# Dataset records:
········
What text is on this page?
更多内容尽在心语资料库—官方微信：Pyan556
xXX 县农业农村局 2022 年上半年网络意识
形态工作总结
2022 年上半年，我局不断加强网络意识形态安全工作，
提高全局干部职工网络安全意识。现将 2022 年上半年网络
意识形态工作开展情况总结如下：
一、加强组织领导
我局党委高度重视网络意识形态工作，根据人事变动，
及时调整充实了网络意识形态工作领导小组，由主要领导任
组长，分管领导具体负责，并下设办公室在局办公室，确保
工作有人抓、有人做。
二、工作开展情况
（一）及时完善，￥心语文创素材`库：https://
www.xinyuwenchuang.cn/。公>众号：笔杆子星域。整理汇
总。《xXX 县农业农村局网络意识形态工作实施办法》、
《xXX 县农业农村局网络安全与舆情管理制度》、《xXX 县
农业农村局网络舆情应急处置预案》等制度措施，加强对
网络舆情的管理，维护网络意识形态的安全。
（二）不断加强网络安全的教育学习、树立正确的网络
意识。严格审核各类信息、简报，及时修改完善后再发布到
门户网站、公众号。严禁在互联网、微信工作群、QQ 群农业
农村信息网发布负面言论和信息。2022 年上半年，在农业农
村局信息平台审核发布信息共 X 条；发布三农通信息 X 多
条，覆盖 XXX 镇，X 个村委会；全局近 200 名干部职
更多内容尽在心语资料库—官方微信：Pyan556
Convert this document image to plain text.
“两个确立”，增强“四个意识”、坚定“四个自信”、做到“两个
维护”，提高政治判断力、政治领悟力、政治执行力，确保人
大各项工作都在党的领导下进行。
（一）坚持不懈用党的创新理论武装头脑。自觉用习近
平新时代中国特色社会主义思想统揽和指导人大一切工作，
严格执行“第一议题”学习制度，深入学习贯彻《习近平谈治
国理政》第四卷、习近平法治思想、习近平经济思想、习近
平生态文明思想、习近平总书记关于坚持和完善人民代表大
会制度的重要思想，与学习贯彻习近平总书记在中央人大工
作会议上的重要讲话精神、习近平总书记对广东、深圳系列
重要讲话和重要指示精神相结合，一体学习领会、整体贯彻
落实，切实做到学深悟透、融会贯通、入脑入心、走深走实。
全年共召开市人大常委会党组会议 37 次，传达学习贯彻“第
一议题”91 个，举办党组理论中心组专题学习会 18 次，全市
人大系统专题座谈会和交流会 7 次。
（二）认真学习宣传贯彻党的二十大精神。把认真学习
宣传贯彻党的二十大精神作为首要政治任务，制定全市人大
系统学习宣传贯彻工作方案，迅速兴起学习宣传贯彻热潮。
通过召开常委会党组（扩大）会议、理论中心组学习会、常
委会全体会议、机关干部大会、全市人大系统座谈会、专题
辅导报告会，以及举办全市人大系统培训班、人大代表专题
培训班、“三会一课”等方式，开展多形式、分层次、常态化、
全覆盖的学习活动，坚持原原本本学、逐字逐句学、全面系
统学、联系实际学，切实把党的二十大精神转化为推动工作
········
# Stated exercise:
Take the material above and return all of it exactly.

# The result:
What text is on this page?
更多内容尽在心语资料库—官方微信：Pyan556
xXX 县农业农村局 2022 年上半年网络意识
形态工作总结
2022 年上半年，我局不断加强网络意识形态安全工作，
提高全局干部职工网络安全意识。现将 2022 年上半年网络
意识形态工作开展情况总结如下：
一、加强组织领导
我局党委高度重视网络意识形态工作，根据人事变动，
及时调整充实了网络意识形态工作领导小组，由主要领导任
组长，分管领导具体负责，并下设办公室在局办公室，确保
工作有人抓、有人做。
二、工作开展情况
（一）及时完善，￥心语文创素材`库：https://
www.xinyuwenchuang.cn/。公>众号：笔杆子星域。整理汇
总。《xXX 县农业农村局网络意识形态工作实施办法》、
《xXX 县农业农村局网络安全与舆情管理制度》、《xXX 县
农业农村局网络舆情应急处置预案》等制度措施，加强对
网络舆情的管理，维护网络意识形态的安全。
（二）不断加强网络安全的教育学习、树立正确的网络
意识。严格审核各类信息、简报，及时修改完善后再发布到
门户网站、公众号。严禁在互联网、微信工作群、QQ 群农业
农村信息网发布负面言论和信息。2022 年上半年，在农业农
村局信息平台审核发布信息共 X 条；发布三农通信息 X 多
条，覆盖 XXX 镇，X 个村委会；全局近 200 名干部职
更多内容尽在心语资料库—官方微信：Pyan556
Convert this document image to plain text.
“两个确立”，增强“四个意识”、坚定“四个自信”、做到“两个
维护”，提高政治判断力、政治领悟力、政治执行力，确保人
大各项工作都在党的领导下进行。
（一）坚持不懈用党的创新理论武装头脑。自觉用习近
平新时代中国特色社会主义思想统揽和指导人大一切工作，
严格执行“第一议题”学习制度，深入学习贯彻《习近平谈治
国理政》第四卷、习近平法治思想、习近平经济思想、习近
平生态文明思想、习近平总书记关于坚持和完善人民代表大
会制度的重要思想，与学习贯彻习近平总书记在中央人大工
作会议上的重要讲话精神、习近平总书记对广东、深圳系列
重要讲话和重要指示精神相结合，一体学习领会、整体贯彻
落实，切实做到学深悟透、融会贯通、入脑入心、走深走实。
全年共召开市人大常委会党组会议 37 次，传达学习贯彻“第
一议题”91 个，举办党组理论中心组专题学习会 18 次，全市
人大系统专题座谈会和交流会 7 次。
（二）认真学习宣传贯彻党的二十大精神。把认真学习
宣传贯彻党的二十大精神作为首要政治任务，制定全市人大
系统学习宣传贯彻工作方案，迅速兴起学习宣传贯彻热潮。
通过召开常委会党组（扩大）会议、理论中心组学习会、常
委会全体会议、机关干部大会、全市人大系统座谈会、专题
辅导报告会，以及举办全市人大系统培训班、人大代表专题
培训班、“三会一课”等方式，开展多形式、分层次、常态化、
全覆盖的学习活动，坚持原原本本学、逐字逐句学、全面系
统学、联系实际学，切实把党的二十大精神转化为推动工作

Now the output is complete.